Dataset records

>> Begin

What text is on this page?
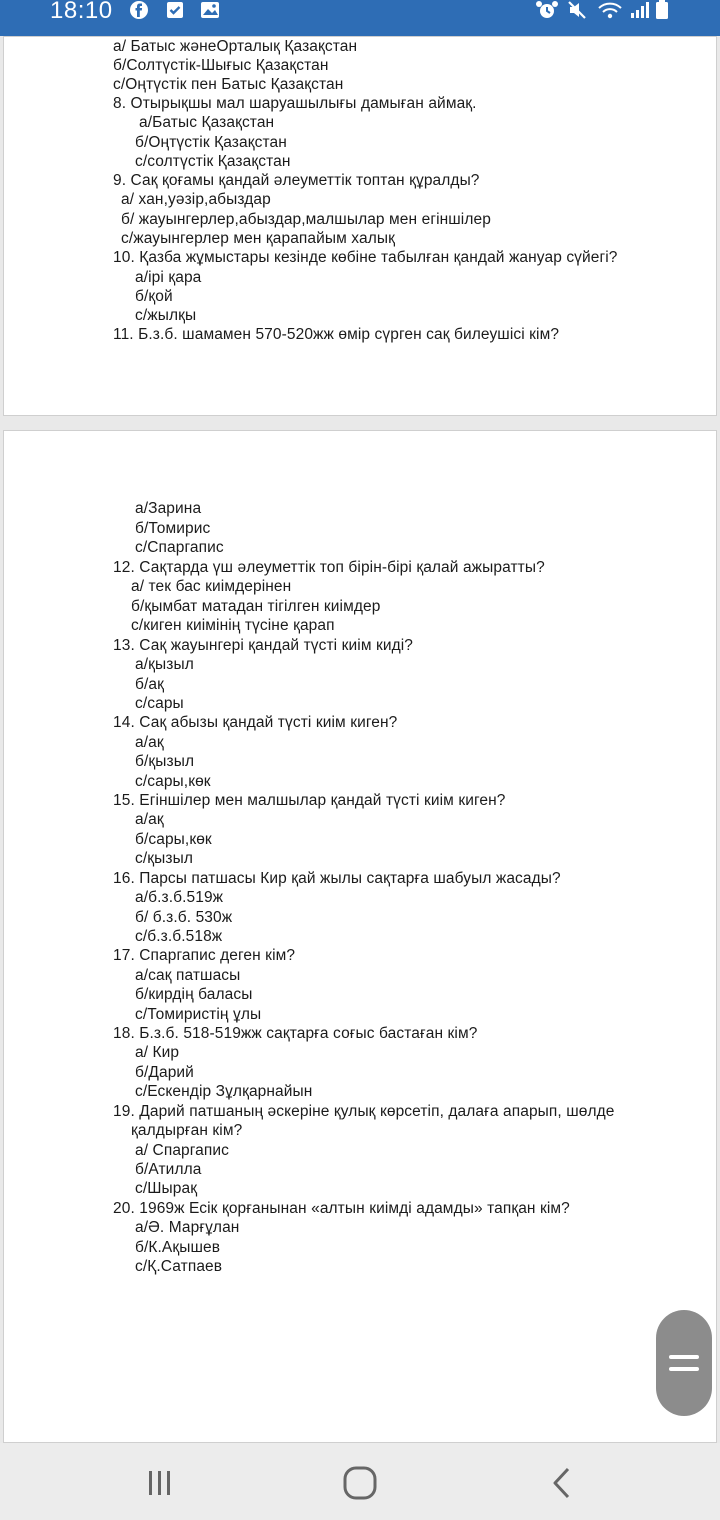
18:10
а/ Батыс жәнеОрталық Қазақстан
б/Солтүстік-Шығыс Қазақстан
с/Оңтүстік пен Батыс Қазақстан
8. Отырықшы мал шаруашылығы дамыған аймақ.
а/Батыс Қазақстан
б/Оңтүстік Қазақстан
с/солтүстік Қазақстан
9. Сақ қоғамы қандай әлеуметтік топтан құралды?
а/ хан,уәзір,абыздар
б/ жауынгерлер,абыздар,малшылар мен егіншілер
с/жауынгерлер мен қарапайым халық
10. Қазба жұмыстары кезінде көбіне табылған қандай жануар сүйегі?
а/ірі қара
б/қой
с/жылқы
11. Б.з.б. шамамен 570-520жж өмір сүрген сақ билеушісі кім?
а/Зарина
б/Томирис
с/Спаргапис
12. Сақтарда үш әлеуметтік топ бірін-бірі қалай ажыратты?
а/ тек бас киімдерінен
б/қымбат матадан тігілген киімдер
с/киген киімінің түсіне қарап
13. Сақ жауынгері қандай түсті киім киді?
а/қызыл
б/ақ
с/сары
14. Сақ абызы қандай түсті киім киген?
а/ақ
б/қызыл
с/сары,көк
15. Егіншілер мен малшылар қандай түсті киім киген?
а/ақ
б/сары,көк
с/қызыл
16. Парсы патшасы Кир қай жылы сақтарға шабуыл жасады?
а/б.з.б.519ж
б/ б.з.б. 530ж
с/б.з.б.518ж
17. Спаргапис деген кім?
а/сақ патшасы
б/кирдің баласы
с/Томиристің ұлы
18. Б.з.б. 518-519жж сақтарға соғыс бастаған кім?
а/ Кир
б/Дарий
с/Ескендір Зұлқарнайын
19. Дарий патшаның әскеріне қулық көрсетіп, далаға апарып, шөлде
қалдырған кім?
а/ Спаргапис
б/Атилла
с/Шырақ
20. 1969ж Есік қорғанынан «алтын киімді адамды» тапқан кім?
а/Ә. Марғұлан
б/К.Ақышев
с/Қ.Сатпаев
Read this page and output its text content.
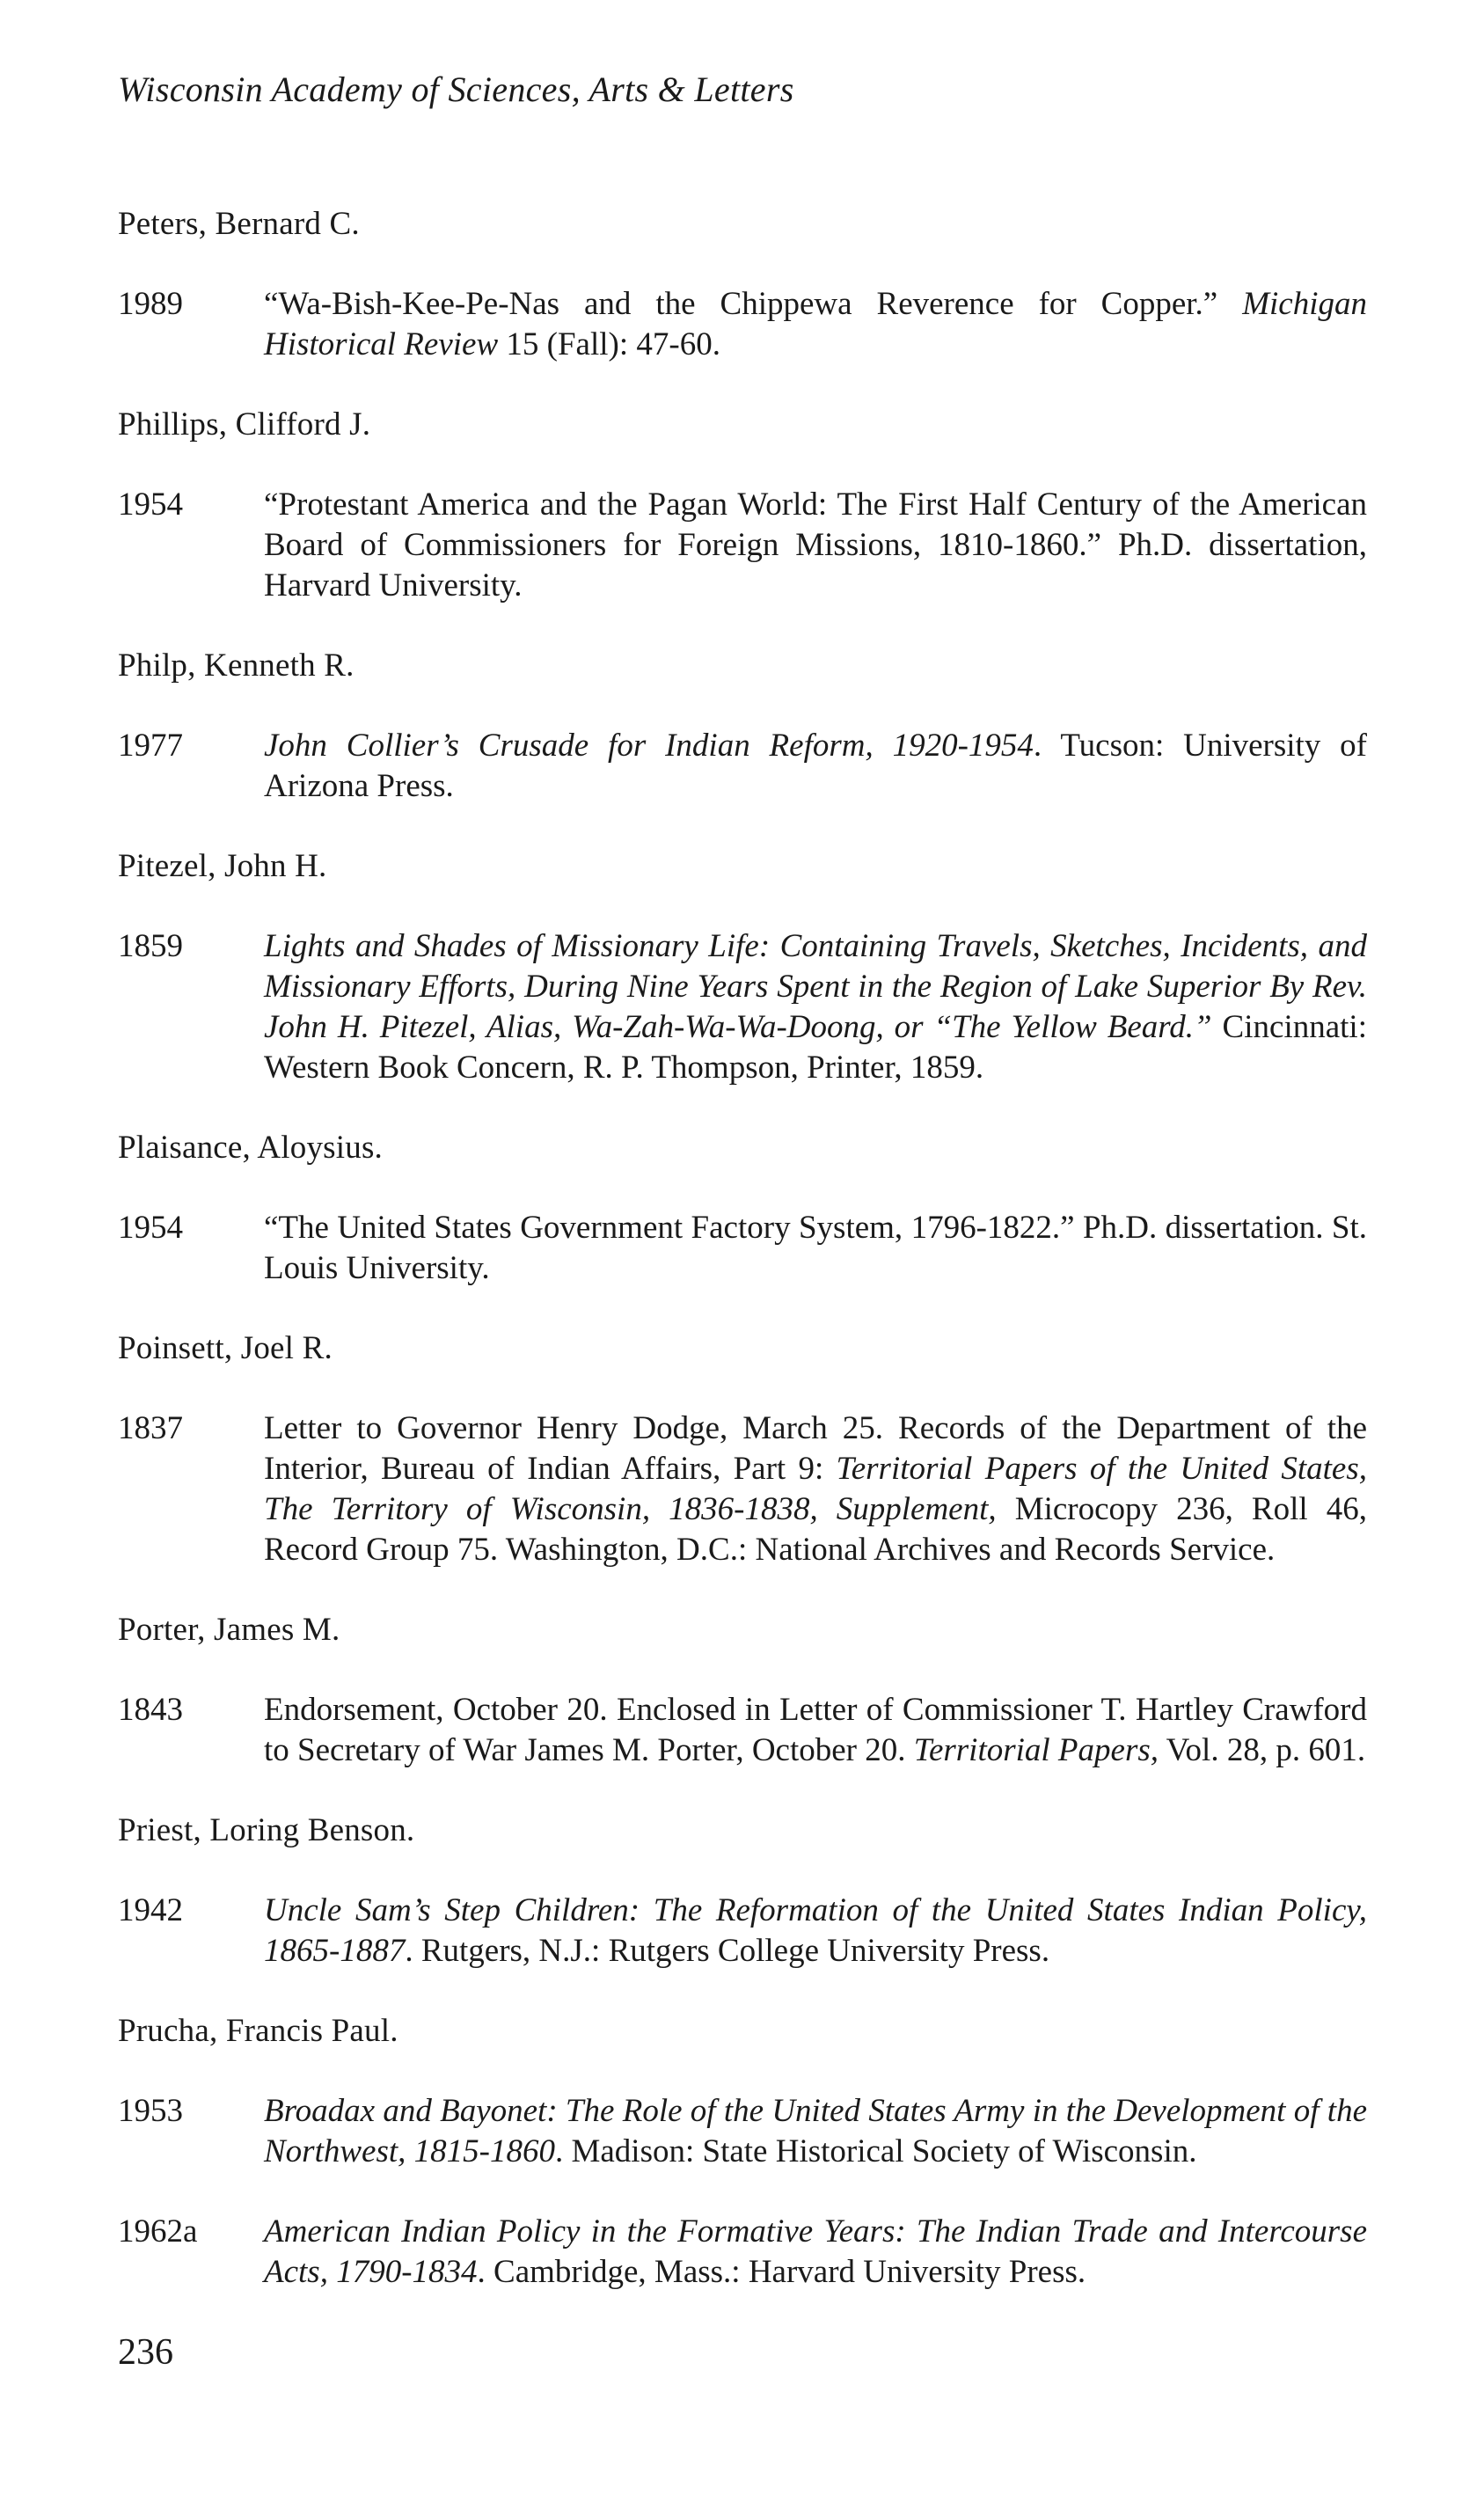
Wisconsin Academy of Sciences, Arts & Letters
Peters, Bernard C.
1989	“Wa-Bish-Kee-Pe-Nas and the Chippewa Reverence for Copper.” Michigan Historical Review 15 (Fall): 47-60.
Phillips, Clifford J.
1954	“Protestant America and the Pagan World: The First Half Century of the American Board of Commissioners for Foreign Missions, 1810-1860.” Ph.D. dissertation, Harvard University.
Philp, Kenneth R.
1977	John Collier’s Crusade for Indian Reform, 1920-1954. Tucson: University of Arizona Press.
Pitezel, John H.
1859	Lights and Shades of Missionary Life: Containing Travels, Sketches, Incidents, and Missionary Efforts, During Nine Years Spent in the Region of Lake Superior By Rev. John H. Pitezel, Alias, Wa-Zah-Wa-Wa-Doong, or “The Yellow Beard.” Cincinnati: Western Book Concern, R. P. Thompson, Printer, 1859.
Plaisance, Aloysius.
1954	“The United States Government Factory System, 1796-1822.” Ph.D. dissertation. St. Louis University.
Poinsett, Joel R.
1837	Letter to Governor Henry Dodge, March 25. Records of the Department of the Interior, Bureau of Indian Affairs, Part 9: Territorial Papers of the United States, The Territory of Wisconsin, 1836-1838, Supplement, Microcopy 236, Roll 46, Record Group 75. Washington, D.C.: National Archives and Records Service.
Porter, James M.
1843	Endorsement, October 20. Enclosed in Letter of Commissioner T. Hartley Crawford to Secretary of War James M. Porter, October 20. Territorial Papers, Vol. 28, p. 601.
Priest, Loring Benson.
1942	Uncle Sam’s Step Children: The Reformation of the United States Indian Policy, 1865-1887. Rutgers, N.J.: Rutgers College University Press.
Prucha, Francis Paul.
1953	Broadax and Bayonet: The Role of the United States Army in the Development of the Northwest, 1815-1860. Madison: State Historical Society of Wisconsin.
1962a	American Indian Policy in the Formative Years: The Indian Trade and Intercourse Acts, 1790-1834. Cambridge, Mass.: Harvard University Press.
236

>> End

A number is the only answer here: how many lines of the material above contain "абыздар"?

SOLUTION TO THIS PROBLEM
2